▶ _TO DO_: Report the count of lines where the string "network" appears, and nothing else.

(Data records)

---

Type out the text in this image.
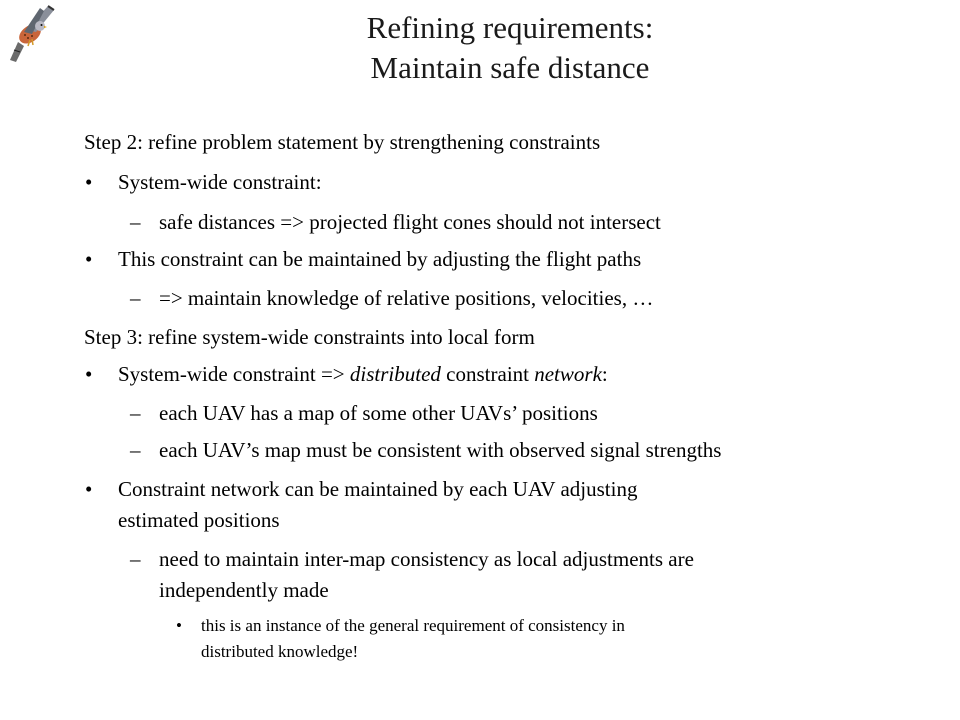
Refining requirements:
Maintain safe distance
Step 2: refine problem statement by strengthening constraints
• System-wide constraint:
– safe distances => projected flight cones should not intersect
• This constraint can be maintained by adjusting the flight paths
– => maintain knowledge of relative positions, velocities, …
Step 3: refine system-wide constraints into local form
• System-wide constraint => distributed constraint network:
– each UAV has a map of some other UAVs’ positions
– each UAV’s map must be consistent with observed signal strengths
• Constraint network can be maintained by each UAV adjusting
estimated positions
– need to maintain inter-map consistency as local adjustments are
independently made
• this is an instance of the general requirement of consistency in
distributed knowledge!
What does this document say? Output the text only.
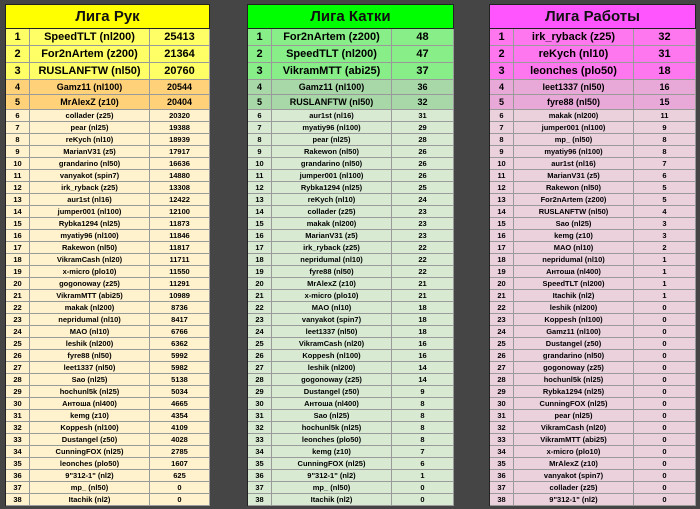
Лига Рук
1	SpeedTLT (nl200)	25413
2	For2nArtem (z200)	21364
3	RUSLANFTW (nl50)	20760
4	Gamz11 (nl100)	20544
5	MrAlexZ (z10)	20404
6	collader (z25)	20320
7	pear (nl25)	19388
8	reKych (nl10)	18939
9	MarianV31 (z5)	17917
10	grandarino (nl50)	16636
11	vanyakot (spin7)	14880
12	irk_ryback (z25)	13308
13	aur1st (nl16)	12422
14	jumper001 (nl100)	12100
15	Rybka1294 (nl25)	11873
16	myatiy96 (nl100)	11846
17	Rakewon (nl50)	11817
18	VikramCash (nl20)	11711
19	x-micro (plo10)	11550
20	gogonoway (z25)	11291
21	VikramMTT (abi25)	10989
22	makak (nl200)	8736
23	nepridumal (nl10)	8417
24	MAO (nl10)	6766
25	leshik (nl200)	6362
26	fyre88 (nl50)	5992
27	leet1337 (nl50)	5982
28	Sao (nl25)	5138
29	hochunl5k (nl25)	5034
30	Антоша (nl400)	4665
31	kemg (z10)	4354
32	Koppesh (nl100)	4109
33	Dustangel (z50)	4028
34	CunningFOX (nl25)	2785
35	leonches (plo50)	1607
36	9"312-1" (nl2)	625
37	mp_ (nl50)	0
38	Itachik (nl2)	0
Лига Катки
1	For2nArtem (z200)	48
2	SpeedTLT (nl200)	47
3	VikramMTT (abi25)	37
4	Gamz11 (nl100)	36
5	RUSLANFTW (nl50)	32
6	aur1st (nl16)	31
7	myatiy96 (nl100)	29
8	pear (nl25)	28
9	Rakewon (nl50)	26
10	grandarino (nl50)	26
11	jumper001 (nl100)	26
12	Rybka1294 (nl25)	25
13	reKych (nl10)	24
14	collader (z25)	23
15	makak (nl200)	23
16	MarianV31 (z5)	23
17	irk_ryback (z25)	22
18	nepridumal (nl10)	22
19	fyre88 (nl50)	22
20	MrAlexZ (z10)	21
21	x-micro (plo10)	21
22	MAO (nl10)	18
23	vanyakot (spin7)	18
24	leet1337 (nl50)	18
25	VikramCash (nl20)	16
26	Koppesh (nl100)	16
27	leshik (nl200)	14
28	gogonoway (z25)	14
29	Dustangel (z50)	9
30	Антоша (nl400)	8
31	Sao (nl25)	8
32	hochunl5k (nl25)	8
33	leonches (plo50)	8
34	kemg (z10)	7
35	CunningFOX (nl25)	6
36	9"312-1" (nl2)	1
37	mp_ (nl50)	0
38	Itachik (nl2)	0
Лига Работы
1	irk_ryback (z25)	32
2	reKych (nl10)	31
3	leonches (plo50)	18
4	leet1337 (nl50)	16
5	fyre88 (nl50)	15
6	makak (nl200)	11
7	jumper001 (nl100)	9
8	mp_ (nl50)	8
9	myatiy96 (nl100)	8
10	aur1st (nl16)	7
11	MarianV31 (z5)	6
12	Rakewon (nl50)	5
13	For2nArtem (z200)	5
14	RUSLANFTW (nl50)	4
15	Sao (nl25)	3
16	kemg (z10)	3
17	MAO (nl10)	2
18	nepridumal (nl10)	1
19	Антоша (nl400)	1
20	SpeedTLT (nl200)	1
21	Itachik (nl2)	1
22	leshik (nl200)	0
23	Koppesh (nl100)	0
24	Gamz11 (nl100)	0
25	Dustangel (z50)	0
26	grandarino (nl50)	0
27	gogonoway (z25)	0
28	hochunl5k (nl25)	0
29	Rybka1294 (nl25)	0
30	CunningFOX (nl25)	0
31	pear (nl25)	0
32	VikramCash (nl20)	0
33	VikramMTT (abi25)	0
34	x-micro (plo10)	0
35	MrAlexZ (z10)	0
36	vanyakot (spin7)	0
37	collader (z25)	0
38	9"312-1" (nl2)	0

---

▶ _FULL OUTPUT_: 2